*Directions*. In the entries below, count every line with the string "International". State the count and nothing else.

** Start of Given entries **

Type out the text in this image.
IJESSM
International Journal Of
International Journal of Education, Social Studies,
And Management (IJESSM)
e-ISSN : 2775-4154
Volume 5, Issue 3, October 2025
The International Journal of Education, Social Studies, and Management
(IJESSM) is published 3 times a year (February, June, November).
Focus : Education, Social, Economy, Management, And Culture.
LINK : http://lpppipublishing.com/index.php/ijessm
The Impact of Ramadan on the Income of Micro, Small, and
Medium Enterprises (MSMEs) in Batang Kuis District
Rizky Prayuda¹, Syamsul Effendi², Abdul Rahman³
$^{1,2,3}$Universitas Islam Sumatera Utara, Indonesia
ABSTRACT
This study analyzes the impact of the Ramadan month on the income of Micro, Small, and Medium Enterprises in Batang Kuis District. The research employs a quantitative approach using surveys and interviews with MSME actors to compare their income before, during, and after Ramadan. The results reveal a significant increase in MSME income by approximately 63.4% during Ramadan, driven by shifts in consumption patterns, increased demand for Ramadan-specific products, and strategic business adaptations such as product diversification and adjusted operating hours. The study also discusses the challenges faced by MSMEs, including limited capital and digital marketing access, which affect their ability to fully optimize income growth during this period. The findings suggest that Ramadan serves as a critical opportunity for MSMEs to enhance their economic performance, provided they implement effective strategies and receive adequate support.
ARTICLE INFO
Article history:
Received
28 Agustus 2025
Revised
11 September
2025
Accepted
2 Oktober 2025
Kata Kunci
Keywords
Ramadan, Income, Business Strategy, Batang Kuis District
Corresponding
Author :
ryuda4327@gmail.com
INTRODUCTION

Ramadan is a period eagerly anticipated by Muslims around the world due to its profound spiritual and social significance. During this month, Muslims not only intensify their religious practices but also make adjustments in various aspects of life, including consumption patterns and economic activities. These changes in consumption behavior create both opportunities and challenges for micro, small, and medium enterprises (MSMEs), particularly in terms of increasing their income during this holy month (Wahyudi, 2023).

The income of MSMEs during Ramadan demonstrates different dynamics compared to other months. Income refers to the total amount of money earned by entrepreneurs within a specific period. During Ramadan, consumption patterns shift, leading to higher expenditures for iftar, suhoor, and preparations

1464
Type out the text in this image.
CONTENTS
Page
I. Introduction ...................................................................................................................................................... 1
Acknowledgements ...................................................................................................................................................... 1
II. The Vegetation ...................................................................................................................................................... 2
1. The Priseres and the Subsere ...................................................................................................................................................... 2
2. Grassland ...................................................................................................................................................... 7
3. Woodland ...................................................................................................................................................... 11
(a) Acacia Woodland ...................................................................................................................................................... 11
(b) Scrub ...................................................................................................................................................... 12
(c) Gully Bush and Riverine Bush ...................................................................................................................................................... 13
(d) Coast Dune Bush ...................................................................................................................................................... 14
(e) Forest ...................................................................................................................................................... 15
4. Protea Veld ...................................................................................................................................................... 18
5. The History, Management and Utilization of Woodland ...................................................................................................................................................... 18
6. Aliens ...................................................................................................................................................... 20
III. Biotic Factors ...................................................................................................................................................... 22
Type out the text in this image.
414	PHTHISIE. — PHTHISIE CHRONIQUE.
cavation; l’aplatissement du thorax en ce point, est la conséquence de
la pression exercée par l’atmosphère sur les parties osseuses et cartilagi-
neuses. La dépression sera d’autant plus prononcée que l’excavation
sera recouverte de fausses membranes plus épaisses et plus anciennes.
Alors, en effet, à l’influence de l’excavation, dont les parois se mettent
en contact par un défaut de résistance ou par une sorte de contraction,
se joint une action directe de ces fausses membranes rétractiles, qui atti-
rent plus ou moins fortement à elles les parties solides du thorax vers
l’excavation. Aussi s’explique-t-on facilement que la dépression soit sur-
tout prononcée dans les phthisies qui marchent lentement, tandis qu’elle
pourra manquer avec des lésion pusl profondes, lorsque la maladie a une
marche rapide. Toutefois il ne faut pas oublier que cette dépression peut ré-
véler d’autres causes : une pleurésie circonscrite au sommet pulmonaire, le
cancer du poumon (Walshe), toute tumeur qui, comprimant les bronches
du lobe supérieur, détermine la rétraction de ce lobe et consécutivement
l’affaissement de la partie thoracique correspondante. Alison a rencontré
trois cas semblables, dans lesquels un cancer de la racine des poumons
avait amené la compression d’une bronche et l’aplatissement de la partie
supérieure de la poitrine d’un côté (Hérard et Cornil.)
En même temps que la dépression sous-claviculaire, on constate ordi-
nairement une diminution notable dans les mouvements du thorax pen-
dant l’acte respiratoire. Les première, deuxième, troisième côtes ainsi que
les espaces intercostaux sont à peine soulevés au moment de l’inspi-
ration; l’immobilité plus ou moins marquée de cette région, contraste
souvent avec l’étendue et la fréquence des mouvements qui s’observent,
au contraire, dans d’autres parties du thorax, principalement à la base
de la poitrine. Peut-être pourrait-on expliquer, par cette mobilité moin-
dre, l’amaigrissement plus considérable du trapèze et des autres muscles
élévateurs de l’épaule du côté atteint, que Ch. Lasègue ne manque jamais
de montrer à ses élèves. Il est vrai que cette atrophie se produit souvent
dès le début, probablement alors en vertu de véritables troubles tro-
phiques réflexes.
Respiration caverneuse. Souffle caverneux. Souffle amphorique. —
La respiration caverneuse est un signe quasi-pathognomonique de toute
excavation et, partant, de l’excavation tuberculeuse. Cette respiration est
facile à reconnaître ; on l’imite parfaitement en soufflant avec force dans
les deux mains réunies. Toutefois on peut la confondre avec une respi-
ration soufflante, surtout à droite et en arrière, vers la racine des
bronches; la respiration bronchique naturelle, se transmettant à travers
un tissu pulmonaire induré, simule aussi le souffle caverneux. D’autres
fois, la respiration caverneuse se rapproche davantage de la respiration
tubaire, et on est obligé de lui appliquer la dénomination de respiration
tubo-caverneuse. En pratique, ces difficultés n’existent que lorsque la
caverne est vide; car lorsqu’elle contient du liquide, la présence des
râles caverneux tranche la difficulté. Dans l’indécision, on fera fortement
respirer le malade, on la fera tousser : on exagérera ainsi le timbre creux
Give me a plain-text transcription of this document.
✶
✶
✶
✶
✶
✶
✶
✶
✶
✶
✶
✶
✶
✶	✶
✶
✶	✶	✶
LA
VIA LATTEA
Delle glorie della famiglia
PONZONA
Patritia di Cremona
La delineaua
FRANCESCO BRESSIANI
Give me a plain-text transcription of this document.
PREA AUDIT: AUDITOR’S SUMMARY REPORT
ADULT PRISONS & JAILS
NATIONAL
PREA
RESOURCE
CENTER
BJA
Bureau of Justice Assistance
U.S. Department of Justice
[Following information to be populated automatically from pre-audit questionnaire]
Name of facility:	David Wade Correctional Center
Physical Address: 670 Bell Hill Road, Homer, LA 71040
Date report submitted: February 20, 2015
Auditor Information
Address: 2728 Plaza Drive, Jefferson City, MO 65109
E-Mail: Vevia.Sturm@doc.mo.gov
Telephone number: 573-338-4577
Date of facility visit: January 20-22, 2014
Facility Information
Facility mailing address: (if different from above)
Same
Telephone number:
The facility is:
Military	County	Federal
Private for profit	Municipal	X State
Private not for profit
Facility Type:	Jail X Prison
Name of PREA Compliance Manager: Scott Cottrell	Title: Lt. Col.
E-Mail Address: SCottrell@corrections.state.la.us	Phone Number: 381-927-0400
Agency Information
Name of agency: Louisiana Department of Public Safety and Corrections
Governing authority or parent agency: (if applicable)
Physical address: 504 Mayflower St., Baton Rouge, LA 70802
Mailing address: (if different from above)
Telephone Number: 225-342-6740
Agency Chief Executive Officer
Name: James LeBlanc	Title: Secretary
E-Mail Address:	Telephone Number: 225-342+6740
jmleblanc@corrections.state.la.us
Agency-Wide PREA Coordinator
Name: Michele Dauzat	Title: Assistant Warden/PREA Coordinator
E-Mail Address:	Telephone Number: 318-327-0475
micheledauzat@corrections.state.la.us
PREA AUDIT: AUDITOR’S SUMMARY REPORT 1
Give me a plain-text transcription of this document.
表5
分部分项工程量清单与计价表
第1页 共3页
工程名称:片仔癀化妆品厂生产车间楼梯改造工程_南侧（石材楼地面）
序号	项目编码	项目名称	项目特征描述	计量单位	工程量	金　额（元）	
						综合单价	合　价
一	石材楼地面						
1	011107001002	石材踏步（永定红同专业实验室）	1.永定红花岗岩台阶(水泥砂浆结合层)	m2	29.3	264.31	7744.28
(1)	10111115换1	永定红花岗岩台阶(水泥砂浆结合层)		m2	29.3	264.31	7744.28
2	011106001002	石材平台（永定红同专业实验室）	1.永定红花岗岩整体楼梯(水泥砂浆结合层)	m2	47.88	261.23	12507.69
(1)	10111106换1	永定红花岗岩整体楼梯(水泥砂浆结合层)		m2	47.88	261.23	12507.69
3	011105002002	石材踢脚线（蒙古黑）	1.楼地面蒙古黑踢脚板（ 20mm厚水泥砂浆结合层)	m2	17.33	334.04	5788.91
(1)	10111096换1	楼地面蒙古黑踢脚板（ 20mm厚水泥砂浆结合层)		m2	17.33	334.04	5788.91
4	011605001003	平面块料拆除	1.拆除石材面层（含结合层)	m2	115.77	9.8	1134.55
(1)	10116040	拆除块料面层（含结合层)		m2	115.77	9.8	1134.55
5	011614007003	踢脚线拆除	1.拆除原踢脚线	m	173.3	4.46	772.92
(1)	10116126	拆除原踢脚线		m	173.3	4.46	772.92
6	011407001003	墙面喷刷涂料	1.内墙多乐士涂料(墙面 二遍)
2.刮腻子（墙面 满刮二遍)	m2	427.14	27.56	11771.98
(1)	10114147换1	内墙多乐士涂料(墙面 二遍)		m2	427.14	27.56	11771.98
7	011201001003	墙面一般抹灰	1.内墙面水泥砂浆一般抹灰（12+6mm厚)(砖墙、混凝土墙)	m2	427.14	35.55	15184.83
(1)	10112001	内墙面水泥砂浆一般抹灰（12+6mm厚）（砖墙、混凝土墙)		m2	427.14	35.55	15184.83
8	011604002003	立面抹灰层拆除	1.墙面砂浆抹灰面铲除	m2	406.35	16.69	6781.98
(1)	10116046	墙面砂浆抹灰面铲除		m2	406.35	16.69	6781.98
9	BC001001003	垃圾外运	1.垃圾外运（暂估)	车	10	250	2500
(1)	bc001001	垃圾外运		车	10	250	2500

** End of Given entries **

*Written solution*. 3